== Records for processing
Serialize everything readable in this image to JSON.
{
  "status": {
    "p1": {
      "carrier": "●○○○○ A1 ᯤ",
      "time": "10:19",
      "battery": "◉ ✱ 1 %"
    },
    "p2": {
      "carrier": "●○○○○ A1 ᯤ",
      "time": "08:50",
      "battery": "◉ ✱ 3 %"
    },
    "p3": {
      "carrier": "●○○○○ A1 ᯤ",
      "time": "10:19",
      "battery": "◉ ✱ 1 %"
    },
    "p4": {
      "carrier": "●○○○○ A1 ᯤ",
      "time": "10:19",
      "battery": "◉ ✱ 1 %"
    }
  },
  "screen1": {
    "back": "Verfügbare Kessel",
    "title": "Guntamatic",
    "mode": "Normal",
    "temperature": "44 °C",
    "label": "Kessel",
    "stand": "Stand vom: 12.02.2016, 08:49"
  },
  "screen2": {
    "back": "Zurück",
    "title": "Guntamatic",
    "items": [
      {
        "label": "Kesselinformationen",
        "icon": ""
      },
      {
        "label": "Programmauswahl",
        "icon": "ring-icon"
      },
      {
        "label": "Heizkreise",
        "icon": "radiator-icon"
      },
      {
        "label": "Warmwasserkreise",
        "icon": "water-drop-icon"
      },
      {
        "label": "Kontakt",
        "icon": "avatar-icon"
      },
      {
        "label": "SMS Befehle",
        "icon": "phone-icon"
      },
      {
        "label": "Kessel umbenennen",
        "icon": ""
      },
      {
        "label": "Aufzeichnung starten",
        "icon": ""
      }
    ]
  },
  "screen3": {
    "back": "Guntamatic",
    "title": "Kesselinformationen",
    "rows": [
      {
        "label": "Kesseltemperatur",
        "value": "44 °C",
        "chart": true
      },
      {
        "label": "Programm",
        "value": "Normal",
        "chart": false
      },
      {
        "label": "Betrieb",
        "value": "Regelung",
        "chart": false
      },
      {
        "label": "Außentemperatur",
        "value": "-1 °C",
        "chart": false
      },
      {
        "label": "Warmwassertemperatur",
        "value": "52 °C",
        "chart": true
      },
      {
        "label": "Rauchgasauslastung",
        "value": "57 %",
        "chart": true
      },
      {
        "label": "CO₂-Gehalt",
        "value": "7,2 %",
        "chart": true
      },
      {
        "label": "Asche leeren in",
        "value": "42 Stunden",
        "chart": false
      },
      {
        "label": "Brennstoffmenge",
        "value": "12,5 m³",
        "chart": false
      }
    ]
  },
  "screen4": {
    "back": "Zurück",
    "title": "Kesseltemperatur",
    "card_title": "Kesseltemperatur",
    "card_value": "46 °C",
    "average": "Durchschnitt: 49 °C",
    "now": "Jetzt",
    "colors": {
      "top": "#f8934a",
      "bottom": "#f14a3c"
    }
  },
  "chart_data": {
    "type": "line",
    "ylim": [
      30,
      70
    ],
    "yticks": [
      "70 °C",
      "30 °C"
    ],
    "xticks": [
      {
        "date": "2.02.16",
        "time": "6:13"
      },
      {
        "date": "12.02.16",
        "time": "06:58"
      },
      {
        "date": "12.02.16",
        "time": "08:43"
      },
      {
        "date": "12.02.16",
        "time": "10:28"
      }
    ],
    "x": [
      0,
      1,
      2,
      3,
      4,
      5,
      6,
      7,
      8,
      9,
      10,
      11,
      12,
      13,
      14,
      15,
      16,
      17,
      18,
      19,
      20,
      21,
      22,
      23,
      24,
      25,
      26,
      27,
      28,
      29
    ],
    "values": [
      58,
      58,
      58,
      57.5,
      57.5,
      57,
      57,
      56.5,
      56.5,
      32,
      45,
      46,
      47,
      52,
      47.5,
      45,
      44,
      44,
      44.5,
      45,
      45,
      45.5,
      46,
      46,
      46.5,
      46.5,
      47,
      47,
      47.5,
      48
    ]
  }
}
====
▶ [Direction]
Retype the records in full. Keep every line identical to the original.

▶ [Exercise solution]
Serialize everything readable in this image to JSON.
{
  "status": {
    "p1": {
      "carrier": "●○○○○ A1 ᯤ",
      "time": "10:19",
      "battery": "◉ ✱ 1 %"
    },
    "p2": {
      "carrier": "●○○○○ A1 ᯤ",
      "time": "08:50",
      "battery": "◉ ✱ 3 %"
    },
    "p3": {
      "carrier": "●○○○○ A1 ᯤ",
      "time": "10:19",
      "battery": "◉ ✱ 1 %"
    },
    "p4": {
      "carrier": "●○○○○ A1 ᯤ",
      "time": "10:19",
      "battery": "◉ ✱ 1 %"
    }
  },
  "screen1": {
    "back": "Verfügbare Kessel",
    "title": "Guntamatic",
    "mode": "Normal",
    "temperature": "44 °C",
    "label": "Kessel",
    "stand": "Stand vom: 12.02.2016, 08:49"
  },
  "screen2": {
    "back": "Zurück",
    "title": "Guntamatic",
    "items": [
      {
        "label": "Kesselinformationen",
        "icon": ""
      },
      {
        "label": "Programmauswahl",
        "icon": "ring-icon"
      },
      {
        "label": "Heizkreise",
        "icon": "radiator-icon"
      },
      {
        "label": "Warmwasserkreise",
        "icon": "water-drop-icon"
      },
      {
        "label": "Kontakt",
        "icon": "avatar-icon"
      },
      {
        "label": "SMS Befehle",
        "icon": "phone-icon"
      },
      {
        "label": "Kessel umbenennen",
        "icon": ""
      },
      {
        "label": "Aufzeichnung starten",
        "icon": ""
      }
    ]
  },
  "screen3": {
    "back": "Guntamatic",
    "title": "Kesselinformationen",
    "rows": [
      {
        "label": "Kesseltemperatur",
        "value": "44 °C",
        "chart": true
      },
      {
        "label": "Programm",
        "value": "Normal",
        "chart": false
      },
      {
        "label": "Betrieb",
        "value": "Regelung",
        "chart": false
      },
      {
        "label": "Außentemperatur",
        "value": "-1 °C",
        "chart": false
      },
      {
        "label": "Warmwassertemperatur",
        "value": "52 °C",
        "chart": true
      },
      {
        "label": "Rauchgasauslastung",
        "value": "57 %",
        "chart": true
      },
      {
        "label": "CO₂-Gehalt",
        "value": "7,2 %",
        "chart": true
      },
      {
        "label": "Asche leeren in",
        "value": "42 Stunden",
        "chart": false
      },
      {
        "label": "Brennstoffmenge",
        "value": "12,5 m³",
        "chart": false
      }
    ]
  },
  "screen4": {
    "back": "Zurück",
    "title": "Kesseltemperatur",
    "card_title": "Kesseltemperatur",
    "card_value": "46 °C",
    "average": "Durchschnitt: 49 °C",
    "now": "Jetzt",
    "colors": {
      "top": "#f8934a",
      "bottom": "#f14a3c"
    }
  },
  "chart_data": {
    "type": "line",
    "ylim": [
      30,
      70
    ],
    "yticks": [
      "70 °C",
      "30 °C"
    ],
    "xticks": [
      {
        "date": "2.02.16",
        "time": "6:13"
      },
      {
        "date": "12.02.16",
        "time": "06:58"
      },
      {
        "date": "12.02.16",
        "time": "08:43"
      },
      {
        "date": "12.02.16",
        "time": "10:28"
      }
    ],
    "x": [
      0,
      1,
      2,
      3,
      4,
      5,
      6,
      7,
      8,
      9,
      10,
      11,
      12,
      13,
      14,
      15,
      16,
      17,
      18,
      19,
      20,
      21,
      22,
      23,
      24,
      25,
      26,
      27,
      28,
      29
    ],
    "values": [
      58,
      58,
      58,
      57.5,
      57.5,
      57,
      57,
      56.5,
      56.5,
      32,
      45,
      46,
      47,
      52,
      47.5,
      45,
      44,
      44,
      44.5,
      45,
      45,
      45.5,
      46,
      46,
      46.5,
      46.5,
      47,
      47,
      47.5,
      48
    ]
  }
}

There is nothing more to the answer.